Exercise directions: From the entries below, copy out every line with "logo" in it.

-- START Data shown --

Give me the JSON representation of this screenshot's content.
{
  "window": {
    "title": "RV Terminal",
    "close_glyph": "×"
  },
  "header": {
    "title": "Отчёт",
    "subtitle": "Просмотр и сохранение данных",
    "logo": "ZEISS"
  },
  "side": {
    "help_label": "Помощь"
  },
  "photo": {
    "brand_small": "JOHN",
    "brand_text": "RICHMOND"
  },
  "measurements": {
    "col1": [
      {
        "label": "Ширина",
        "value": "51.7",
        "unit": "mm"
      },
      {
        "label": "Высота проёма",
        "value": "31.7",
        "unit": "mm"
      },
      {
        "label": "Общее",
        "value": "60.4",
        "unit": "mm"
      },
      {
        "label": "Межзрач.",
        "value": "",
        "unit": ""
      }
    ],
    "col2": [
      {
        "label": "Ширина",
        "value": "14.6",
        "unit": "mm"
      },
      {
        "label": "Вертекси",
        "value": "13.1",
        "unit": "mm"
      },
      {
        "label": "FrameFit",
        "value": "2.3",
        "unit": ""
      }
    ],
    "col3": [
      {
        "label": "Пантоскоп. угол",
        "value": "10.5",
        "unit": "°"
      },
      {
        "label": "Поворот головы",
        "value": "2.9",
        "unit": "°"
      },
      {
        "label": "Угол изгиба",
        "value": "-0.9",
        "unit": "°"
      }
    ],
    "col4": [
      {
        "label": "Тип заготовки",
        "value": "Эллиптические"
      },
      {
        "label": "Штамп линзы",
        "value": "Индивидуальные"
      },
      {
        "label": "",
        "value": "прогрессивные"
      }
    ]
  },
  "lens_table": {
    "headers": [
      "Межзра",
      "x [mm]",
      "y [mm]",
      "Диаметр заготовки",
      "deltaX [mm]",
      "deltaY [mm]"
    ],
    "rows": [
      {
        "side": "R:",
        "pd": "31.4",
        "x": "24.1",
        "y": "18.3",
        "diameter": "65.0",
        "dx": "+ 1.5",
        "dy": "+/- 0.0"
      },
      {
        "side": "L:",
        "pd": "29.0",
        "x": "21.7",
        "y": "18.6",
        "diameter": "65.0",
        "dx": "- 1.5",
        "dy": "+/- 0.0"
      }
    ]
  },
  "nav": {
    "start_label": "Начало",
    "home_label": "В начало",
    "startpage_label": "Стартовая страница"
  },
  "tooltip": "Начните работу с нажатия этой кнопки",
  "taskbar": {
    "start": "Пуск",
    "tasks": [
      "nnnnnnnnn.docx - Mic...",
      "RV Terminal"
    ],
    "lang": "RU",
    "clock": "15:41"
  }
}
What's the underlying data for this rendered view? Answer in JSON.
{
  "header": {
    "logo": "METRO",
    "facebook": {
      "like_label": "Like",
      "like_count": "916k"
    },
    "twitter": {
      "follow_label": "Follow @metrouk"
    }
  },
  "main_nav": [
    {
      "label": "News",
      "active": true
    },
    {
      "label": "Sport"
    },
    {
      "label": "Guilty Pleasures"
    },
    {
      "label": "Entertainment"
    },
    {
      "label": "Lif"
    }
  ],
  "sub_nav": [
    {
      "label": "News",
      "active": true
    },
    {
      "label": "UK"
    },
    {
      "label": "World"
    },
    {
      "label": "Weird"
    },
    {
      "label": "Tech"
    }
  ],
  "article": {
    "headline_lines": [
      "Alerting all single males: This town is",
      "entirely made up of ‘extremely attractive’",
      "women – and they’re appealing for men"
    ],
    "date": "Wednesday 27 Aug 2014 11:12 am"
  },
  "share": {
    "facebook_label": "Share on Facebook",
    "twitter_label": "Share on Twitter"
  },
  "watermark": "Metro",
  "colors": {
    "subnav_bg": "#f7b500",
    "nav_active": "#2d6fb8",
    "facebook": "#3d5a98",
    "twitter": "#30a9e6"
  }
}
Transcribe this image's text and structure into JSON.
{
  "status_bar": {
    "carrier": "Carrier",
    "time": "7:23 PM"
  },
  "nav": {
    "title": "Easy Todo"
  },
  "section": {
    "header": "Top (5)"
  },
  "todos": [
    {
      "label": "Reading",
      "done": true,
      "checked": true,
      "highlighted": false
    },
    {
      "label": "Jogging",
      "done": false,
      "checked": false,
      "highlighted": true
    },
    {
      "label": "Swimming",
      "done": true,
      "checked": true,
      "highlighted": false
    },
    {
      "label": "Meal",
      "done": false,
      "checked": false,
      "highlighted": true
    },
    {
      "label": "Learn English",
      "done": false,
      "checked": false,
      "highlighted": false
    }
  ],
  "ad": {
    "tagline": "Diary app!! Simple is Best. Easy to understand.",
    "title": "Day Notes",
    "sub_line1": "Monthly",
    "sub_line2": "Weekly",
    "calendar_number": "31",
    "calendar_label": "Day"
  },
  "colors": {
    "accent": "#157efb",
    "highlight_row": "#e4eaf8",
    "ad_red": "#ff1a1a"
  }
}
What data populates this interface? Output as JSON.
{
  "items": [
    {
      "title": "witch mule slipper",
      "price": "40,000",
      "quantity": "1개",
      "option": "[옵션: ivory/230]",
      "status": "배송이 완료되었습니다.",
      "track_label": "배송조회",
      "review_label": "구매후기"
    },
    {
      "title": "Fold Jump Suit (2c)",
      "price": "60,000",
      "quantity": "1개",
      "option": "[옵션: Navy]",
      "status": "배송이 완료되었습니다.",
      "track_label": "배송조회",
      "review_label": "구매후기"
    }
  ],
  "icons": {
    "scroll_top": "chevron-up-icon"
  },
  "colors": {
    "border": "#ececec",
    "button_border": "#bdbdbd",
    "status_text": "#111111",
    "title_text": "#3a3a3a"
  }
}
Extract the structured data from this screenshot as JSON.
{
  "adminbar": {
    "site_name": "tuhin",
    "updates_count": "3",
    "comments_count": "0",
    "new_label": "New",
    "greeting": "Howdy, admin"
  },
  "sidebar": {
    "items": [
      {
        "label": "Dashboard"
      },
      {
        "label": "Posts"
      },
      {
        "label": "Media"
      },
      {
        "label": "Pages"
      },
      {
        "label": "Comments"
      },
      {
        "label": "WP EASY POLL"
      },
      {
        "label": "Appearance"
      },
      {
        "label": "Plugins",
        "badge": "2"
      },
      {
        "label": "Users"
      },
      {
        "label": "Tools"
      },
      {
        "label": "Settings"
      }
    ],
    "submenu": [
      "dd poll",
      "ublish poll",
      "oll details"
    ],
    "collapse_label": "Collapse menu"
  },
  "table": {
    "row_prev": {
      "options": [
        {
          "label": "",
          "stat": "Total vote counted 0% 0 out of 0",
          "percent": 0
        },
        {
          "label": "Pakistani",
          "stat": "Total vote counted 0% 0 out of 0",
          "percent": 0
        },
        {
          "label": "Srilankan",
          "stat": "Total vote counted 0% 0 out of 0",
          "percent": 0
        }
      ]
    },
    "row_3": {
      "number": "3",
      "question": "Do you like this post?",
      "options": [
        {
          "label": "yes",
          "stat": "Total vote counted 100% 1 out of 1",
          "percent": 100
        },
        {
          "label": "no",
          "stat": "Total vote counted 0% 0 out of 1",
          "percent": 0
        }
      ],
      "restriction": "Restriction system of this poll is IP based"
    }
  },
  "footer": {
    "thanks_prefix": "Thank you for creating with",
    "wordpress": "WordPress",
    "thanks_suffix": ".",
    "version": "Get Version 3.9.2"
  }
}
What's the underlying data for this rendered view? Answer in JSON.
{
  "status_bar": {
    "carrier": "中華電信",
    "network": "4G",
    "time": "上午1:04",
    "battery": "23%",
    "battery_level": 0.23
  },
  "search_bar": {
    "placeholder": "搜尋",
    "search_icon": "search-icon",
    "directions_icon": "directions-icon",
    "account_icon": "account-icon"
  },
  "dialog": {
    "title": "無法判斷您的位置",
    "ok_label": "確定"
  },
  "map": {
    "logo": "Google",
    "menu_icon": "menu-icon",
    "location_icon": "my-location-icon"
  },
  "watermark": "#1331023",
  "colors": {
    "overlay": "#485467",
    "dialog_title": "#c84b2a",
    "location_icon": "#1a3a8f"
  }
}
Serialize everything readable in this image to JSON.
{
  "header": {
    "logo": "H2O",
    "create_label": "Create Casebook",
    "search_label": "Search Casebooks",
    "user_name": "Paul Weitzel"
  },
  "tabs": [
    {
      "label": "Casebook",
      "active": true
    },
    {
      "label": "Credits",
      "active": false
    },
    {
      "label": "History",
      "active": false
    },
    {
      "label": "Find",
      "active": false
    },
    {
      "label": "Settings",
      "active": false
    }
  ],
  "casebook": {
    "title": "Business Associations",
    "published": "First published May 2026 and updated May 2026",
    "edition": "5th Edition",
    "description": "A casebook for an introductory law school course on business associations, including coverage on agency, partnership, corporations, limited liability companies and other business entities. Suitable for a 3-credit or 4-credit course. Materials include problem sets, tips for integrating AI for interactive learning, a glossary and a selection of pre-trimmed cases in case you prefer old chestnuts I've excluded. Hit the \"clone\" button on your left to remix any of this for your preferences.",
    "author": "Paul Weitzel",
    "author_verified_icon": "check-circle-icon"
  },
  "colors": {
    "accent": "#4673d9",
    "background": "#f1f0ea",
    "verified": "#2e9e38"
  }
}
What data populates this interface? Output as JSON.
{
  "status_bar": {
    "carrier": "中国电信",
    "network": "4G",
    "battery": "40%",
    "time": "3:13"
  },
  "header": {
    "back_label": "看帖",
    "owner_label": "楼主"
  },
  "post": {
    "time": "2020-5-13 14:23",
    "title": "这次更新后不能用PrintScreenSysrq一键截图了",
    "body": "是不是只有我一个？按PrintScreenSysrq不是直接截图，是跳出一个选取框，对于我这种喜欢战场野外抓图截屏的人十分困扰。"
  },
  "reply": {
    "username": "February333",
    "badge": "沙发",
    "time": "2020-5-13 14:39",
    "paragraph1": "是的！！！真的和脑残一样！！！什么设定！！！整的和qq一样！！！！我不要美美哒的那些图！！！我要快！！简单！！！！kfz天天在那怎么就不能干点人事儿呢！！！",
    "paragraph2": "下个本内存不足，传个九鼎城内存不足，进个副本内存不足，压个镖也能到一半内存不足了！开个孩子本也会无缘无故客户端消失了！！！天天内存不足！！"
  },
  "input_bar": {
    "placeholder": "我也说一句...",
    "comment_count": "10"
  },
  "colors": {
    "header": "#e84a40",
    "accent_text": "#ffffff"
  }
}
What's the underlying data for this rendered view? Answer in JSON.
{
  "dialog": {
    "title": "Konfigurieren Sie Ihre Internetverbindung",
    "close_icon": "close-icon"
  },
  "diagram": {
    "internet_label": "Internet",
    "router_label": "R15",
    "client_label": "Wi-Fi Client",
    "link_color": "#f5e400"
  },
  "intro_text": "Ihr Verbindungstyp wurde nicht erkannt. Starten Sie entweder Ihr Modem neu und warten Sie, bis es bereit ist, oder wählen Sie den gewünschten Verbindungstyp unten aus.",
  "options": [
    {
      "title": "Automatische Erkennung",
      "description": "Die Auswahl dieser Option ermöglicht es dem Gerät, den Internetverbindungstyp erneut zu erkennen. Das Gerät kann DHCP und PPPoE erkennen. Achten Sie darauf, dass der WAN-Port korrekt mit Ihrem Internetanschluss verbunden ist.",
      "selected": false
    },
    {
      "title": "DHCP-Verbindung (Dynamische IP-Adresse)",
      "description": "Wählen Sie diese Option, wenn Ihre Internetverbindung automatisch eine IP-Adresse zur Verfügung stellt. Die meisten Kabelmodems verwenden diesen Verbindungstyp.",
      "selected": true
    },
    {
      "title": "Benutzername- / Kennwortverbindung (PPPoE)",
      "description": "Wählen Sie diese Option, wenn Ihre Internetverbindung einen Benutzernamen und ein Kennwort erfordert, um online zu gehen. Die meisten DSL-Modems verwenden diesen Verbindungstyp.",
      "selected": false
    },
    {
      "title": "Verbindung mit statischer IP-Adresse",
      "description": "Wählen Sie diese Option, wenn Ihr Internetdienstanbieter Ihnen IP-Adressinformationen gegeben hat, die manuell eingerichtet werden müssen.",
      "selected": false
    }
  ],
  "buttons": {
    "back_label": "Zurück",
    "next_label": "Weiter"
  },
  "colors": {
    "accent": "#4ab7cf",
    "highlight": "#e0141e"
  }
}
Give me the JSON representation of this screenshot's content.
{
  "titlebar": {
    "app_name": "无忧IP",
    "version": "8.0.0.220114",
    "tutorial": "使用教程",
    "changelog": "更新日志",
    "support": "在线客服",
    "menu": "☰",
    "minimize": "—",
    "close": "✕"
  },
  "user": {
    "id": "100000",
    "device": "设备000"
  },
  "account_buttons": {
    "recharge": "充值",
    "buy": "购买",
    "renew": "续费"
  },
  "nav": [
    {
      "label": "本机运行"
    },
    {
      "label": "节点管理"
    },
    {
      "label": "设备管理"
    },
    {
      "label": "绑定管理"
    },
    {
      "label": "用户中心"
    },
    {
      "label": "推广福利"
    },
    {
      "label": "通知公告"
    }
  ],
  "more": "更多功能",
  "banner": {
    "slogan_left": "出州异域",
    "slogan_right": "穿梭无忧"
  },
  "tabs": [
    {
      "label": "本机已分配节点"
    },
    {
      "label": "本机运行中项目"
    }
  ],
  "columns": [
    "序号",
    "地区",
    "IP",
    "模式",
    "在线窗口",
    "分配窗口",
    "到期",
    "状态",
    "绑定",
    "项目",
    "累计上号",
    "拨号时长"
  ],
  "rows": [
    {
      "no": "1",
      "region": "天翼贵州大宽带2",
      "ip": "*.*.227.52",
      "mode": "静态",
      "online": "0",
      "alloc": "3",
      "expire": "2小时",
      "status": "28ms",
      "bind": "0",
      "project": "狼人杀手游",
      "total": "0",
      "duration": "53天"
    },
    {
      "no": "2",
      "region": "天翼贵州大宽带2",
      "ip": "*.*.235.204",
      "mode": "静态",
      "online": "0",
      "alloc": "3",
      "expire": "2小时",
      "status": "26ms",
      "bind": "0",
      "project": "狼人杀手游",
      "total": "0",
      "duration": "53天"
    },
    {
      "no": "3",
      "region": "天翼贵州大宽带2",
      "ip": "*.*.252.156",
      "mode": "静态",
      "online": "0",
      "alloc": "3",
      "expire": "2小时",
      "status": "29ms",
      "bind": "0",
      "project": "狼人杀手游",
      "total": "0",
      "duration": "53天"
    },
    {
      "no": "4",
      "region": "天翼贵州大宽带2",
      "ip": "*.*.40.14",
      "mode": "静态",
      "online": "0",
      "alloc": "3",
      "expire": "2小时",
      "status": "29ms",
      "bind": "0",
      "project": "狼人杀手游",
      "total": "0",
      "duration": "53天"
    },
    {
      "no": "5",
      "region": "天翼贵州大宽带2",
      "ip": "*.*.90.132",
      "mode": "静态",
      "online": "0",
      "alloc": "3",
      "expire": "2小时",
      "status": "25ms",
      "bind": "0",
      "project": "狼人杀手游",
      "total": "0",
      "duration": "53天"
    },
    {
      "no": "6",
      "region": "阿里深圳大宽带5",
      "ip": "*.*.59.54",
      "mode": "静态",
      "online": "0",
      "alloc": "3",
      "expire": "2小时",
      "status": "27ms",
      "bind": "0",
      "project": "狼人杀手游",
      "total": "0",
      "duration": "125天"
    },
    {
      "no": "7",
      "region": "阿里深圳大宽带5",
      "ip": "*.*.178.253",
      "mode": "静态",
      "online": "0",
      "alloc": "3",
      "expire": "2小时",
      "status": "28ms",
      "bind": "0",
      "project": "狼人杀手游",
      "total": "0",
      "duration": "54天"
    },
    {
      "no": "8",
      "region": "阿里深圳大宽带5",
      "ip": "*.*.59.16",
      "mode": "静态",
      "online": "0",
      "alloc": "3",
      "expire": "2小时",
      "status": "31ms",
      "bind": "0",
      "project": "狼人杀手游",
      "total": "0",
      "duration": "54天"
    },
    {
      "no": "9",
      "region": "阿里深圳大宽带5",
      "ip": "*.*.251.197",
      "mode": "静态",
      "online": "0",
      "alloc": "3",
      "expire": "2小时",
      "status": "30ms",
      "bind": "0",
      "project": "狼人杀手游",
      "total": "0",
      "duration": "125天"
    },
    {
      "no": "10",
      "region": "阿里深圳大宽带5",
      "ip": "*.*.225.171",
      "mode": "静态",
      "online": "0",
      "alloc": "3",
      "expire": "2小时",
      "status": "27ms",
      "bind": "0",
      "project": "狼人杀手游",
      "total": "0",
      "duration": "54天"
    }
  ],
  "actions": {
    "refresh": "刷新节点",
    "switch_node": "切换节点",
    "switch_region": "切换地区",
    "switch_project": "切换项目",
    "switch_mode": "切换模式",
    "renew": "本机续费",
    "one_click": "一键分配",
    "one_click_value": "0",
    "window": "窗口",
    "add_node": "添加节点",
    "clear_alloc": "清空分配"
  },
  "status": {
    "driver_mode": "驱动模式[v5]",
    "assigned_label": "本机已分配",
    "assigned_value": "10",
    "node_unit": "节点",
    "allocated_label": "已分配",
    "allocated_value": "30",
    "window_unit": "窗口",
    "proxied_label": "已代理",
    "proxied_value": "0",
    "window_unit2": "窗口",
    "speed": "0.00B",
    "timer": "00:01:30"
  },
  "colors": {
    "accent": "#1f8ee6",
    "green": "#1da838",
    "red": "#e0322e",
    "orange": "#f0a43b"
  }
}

-- END Data shown --

Correct answer:
    "logo": "ZEISS"
    "logo": "METRO",
    "logo": "Google",
    "logo": "H2O",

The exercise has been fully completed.